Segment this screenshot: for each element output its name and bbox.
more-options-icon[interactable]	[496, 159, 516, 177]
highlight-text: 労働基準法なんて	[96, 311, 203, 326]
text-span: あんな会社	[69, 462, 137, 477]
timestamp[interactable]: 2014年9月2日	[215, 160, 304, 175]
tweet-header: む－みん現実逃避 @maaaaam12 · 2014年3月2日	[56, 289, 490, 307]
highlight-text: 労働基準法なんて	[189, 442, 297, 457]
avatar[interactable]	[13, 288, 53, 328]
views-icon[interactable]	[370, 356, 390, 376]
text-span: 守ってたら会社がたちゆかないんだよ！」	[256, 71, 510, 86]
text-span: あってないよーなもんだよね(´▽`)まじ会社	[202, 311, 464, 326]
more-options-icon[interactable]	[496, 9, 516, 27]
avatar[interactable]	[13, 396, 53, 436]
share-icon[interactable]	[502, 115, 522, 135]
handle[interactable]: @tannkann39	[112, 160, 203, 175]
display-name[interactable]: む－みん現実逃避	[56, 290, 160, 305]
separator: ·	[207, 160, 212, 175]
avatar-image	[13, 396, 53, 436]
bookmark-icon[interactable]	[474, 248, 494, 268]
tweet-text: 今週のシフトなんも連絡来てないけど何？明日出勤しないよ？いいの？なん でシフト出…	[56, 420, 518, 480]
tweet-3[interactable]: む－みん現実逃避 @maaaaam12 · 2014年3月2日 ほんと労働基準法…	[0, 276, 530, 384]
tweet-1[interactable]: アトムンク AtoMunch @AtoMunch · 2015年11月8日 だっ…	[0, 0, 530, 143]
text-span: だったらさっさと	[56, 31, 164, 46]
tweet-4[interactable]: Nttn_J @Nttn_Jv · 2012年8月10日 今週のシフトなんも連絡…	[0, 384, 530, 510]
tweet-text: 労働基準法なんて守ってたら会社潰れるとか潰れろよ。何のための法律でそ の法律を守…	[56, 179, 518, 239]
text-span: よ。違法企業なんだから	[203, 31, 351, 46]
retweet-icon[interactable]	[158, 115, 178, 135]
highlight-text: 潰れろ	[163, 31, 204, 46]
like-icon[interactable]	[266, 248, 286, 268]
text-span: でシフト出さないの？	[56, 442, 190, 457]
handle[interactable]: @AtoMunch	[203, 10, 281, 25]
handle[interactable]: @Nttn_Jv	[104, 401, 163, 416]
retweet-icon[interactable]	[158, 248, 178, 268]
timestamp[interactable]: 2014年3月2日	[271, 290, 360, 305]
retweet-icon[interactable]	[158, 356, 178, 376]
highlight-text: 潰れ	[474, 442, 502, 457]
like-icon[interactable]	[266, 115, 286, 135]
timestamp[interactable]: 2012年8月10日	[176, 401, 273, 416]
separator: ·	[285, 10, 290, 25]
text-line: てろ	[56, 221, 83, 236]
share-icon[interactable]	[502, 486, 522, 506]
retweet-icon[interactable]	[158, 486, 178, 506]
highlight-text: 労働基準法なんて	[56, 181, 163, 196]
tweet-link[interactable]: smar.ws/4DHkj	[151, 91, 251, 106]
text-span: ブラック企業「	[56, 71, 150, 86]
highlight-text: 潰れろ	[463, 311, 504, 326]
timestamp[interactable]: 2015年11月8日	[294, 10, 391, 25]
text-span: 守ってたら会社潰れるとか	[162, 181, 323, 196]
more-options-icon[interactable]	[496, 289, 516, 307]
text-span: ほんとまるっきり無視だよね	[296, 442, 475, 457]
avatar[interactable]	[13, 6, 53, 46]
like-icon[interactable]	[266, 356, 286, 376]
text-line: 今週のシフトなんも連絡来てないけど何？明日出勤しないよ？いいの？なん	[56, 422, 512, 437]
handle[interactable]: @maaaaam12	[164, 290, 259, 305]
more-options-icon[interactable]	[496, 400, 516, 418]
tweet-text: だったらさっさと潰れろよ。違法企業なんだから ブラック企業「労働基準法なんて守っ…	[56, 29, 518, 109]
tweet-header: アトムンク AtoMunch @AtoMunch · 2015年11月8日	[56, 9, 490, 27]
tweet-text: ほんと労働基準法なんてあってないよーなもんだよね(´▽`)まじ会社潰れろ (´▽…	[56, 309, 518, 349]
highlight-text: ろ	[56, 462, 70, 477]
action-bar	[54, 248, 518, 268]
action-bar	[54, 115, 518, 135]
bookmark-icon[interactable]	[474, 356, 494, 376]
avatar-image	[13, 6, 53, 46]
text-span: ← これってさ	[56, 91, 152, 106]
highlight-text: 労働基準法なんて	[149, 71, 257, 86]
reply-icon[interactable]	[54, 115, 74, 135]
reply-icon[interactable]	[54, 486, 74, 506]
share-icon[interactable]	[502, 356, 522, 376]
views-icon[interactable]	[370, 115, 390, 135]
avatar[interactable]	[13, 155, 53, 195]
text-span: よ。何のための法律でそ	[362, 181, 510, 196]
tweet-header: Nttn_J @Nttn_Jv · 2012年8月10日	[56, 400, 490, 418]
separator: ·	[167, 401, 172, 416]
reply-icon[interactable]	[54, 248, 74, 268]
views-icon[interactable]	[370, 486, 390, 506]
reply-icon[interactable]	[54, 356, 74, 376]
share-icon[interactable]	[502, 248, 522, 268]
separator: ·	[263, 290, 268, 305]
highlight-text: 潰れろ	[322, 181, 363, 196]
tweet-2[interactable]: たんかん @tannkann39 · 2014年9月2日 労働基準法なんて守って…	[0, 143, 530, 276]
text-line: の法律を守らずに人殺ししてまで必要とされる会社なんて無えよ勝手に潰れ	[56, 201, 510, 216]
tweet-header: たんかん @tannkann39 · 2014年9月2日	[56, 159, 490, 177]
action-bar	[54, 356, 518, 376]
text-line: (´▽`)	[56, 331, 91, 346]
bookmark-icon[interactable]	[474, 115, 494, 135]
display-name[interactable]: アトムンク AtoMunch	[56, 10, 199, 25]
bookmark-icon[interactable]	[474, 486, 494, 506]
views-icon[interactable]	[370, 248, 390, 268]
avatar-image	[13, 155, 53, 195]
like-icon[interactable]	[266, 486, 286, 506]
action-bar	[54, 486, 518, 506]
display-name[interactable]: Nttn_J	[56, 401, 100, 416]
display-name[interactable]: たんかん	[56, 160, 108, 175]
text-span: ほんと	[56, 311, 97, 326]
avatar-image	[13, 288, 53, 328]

→ Written problem
Reproduce all of the records above word for word, with nothing changed.

→ Response to this task
Segment this screenshot: for each element output its name and bbox.
more-options-icon[interactable]	[496, 159, 516, 177]
highlight-text: 労働基準法なんて	[96, 311, 203, 326]
text-span: あんな会社	[69, 462, 137, 477]
timestamp[interactable]: 2014年9月2日	[215, 160, 304, 175]
tweet-header: む－みん現実逃避 @maaaaam12 · 2014年3月2日	[56, 289, 490, 307]
highlight-text: 労働基準法なんて	[189, 442, 297, 457]
avatar[interactable]	[13, 288, 53, 328]
views-icon[interactable]	[370, 356, 390, 376]
text-span: 守ってたら会社がたちゆかないんだよ！」	[256, 71, 510, 86]
text-span: あってないよーなもんだよね(´▽`)まじ会社	[202, 311, 464, 326]
more-options-icon[interactable]	[496, 9, 516, 27]
avatar[interactable]	[13, 396, 53, 436]
share-icon[interactable]	[502, 115, 522, 135]
handle[interactable]: @tannkann39	[112, 160, 203, 175]
display-name[interactable]: む－みん現実逃避	[56, 290, 160, 305]
separator: ·	[207, 160, 212, 175]
avatar-image	[13, 396, 53, 436]
bookmark-icon[interactable]	[474, 248, 494, 268]
tweet-text: 今週のシフトなんも連絡来てないけど何？明日出勤しないよ？いいの？なん でシフト出…	[56, 420, 518, 480]
tweet-3[interactable]: む－みん現実逃避 @maaaaam12 · 2014年3月2日 ほんと労働基準法…	[0, 276, 530, 384]
tweet-1[interactable]: アトムンク AtoMunch @AtoMunch · 2015年11月8日 だっ…	[0, 0, 530, 143]
text-span: だったらさっさと	[56, 31, 164, 46]
tweet-4[interactable]: Nttn_J @Nttn_Jv · 2012年8月10日 今週のシフトなんも連絡…	[0, 384, 530, 510]
tweet-text: 労働基準法なんて守ってたら会社潰れるとか潰れろよ。何のための法律でそ の法律を守…	[56, 179, 518, 239]
text-span: よ。違法企業なんだから	[203, 31, 351, 46]
retweet-icon[interactable]	[158, 115, 178, 135]
highlight-text: 潰れろ	[163, 31, 204, 46]
like-icon[interactable]	[266, 248, 286, 268]
text-span: でシフト出さないの？	[56, 442, 190, 457]
handle[interactable]: @AtoMunch	[203, 10, 281, 25]
handle[interactable]: @Nttn_Jv	[104, 401, 163, 416]
retweet-icon[interactable]	[158, 248, 178, 268]
timestamp[interactable]: 2014年3月2日	[271, 290, 360, 305]
retweet-icon[interactable]	[158, 356, 178, 376]
highlight-text: 潰れ	[474, 442, 502, 457]
like-icon[interactable]	[266, 115, 286, 135]
timestamp[interactable]: 2012年8月10日	[176, 401, 273, 416]
separator: ·	[285, 10, 290, 25]
text-line: てろ	[56, 221, 83, 236]
share-icon[interactable]	[502, 486, 522, 506]
retweet-icon[interactable]	[158, 486, 178, 506]
highlight-text: 労働基準法なんて	[56, 181, 163, 196]
tweet-link[interactable]: smar.ws/4DHkj	[151, 91, 251, 106]
text-span: ブラック企業「	[56, 71, 150, 86]
highlight-text: 潰れろ	[463, 311, 504, 326]
timestamp[interactable]: 2015年11月8日	[294, 10, 391, 25]
text-span: 守ってたら会社潰れるとか	[162, 181, 323, 196]
more-options-icon[interactable]	[496, 289, 516, 307]
text-span: ほんとまるっきり無視だよね	[296, 442, 475, 457]
avatar[interactable]	[13, 6, 53, 46]
like-icon[interactable]	[266, 356, 286, 376]
text-line: 今週のシフトなんも連絡来てないけど何？明日出勤しないよ？いいの？なん	[56, 422, 512, 437]
handle[interactable]: @maaaaam12	[164, 290, 259, 305]
more-options-icon[interactable]	[496, 400, 516, 418]
tweet-text: だったらさっさと潰れろよ。違法企業なんだから ブラック企業「労働基準法なんて守っ…	[56, 29, 518, 109]
tweet-header: アトムンク AtoMunch @AtoMunch · 2015年11月8日	[56, 9, 490, 27]
tweet-text: ほんと労働基準法なんてあってないよーなもんだよね(´▽`)まじ会社潰れろ (´▽…	[56, 309, 518, 349]
highlight-text: ろ	[56, 462, 70, 477]
action-bar	[54, 248, 518, 268]
action-bar	[54, 115, 518, 135]
bookmark-icon[interactable]	[474, 356, 494, 376]
avatar-image	[13, 6, 53, 46]
text-span: ← これってさ	[56, 91, 152, 106]
highlight-text: 労働基準法なんて	[149, 71, 257, 86]
reply-icon[interactable]	[54, 115, 74, 135]
reply-icon[interactable]	[54, 486, 74, 506]
share-icon[interactable]	[502, 356, 522, 376]
views-icon[interactable]	[370, 115, 390, 135]
avatar[interactable]	[13, 155, 53, 195]
text-span: よ。何のための法律でそ	[362, 181, 510, 196]
tweet-header: Nttn_J @Nttn_Jv · 2012年8月10日	[56, 400, 490, 418]
separator: ·	[167, 401, 172, 416]
reply-icon[interactable]	[54, 248, 74, 268]
views-icon[interactable]	[370, 486, 390, 506]
reply-icon[interactable]	[54, 356, 74, 376]
share-icon[interactable]	[502, 248, 522, 268]
separator: ·	[263, 290, 268, 305]
highlight-text: 潰れろ	[322, 181, 363, 196]
tweet-2[interactable]: たんかん @tannkann39 · 2014年9月2日 労働基準法なんて守って…	[0, 143, 530, 276]
text-line: の法律を守らずに人殺ししてまで必要とされる会社なんて無えよ勝手に潰れ	[56, 201, 510, 216]
tweet-header: たんかん @tannkann39 · 2014年9月2日	[56, 159, 490, 177]
action-bar	[54, 356, 518, 376]
text-line: (´▽`)	[56, 331, 91, 346]
bookmark-icon[interactable]	[474, 115, 494, 135]
display-name[interactable]: アトムンク AtoMunch	[56, 10, 199, 25]
bookmark-icon[interactable]	[474, 486, 494, 506]
views-icon[interactable]	[370, 248, 390, 268]
avatar-image	[13, 155, 53, 195]
like-icon[interactable]	[266, 486, 286, 506]
action-bar	[54, 486, 518, 506]
display-name[interactable]: Nttn_J	[56, 401, 100, 416]
display-name[interactable]: たんかん	[56, 160, 108, 175]
text-span: ほんと	[56, 311, 97, 326]
avatar-image	[13, 288, 53, 328]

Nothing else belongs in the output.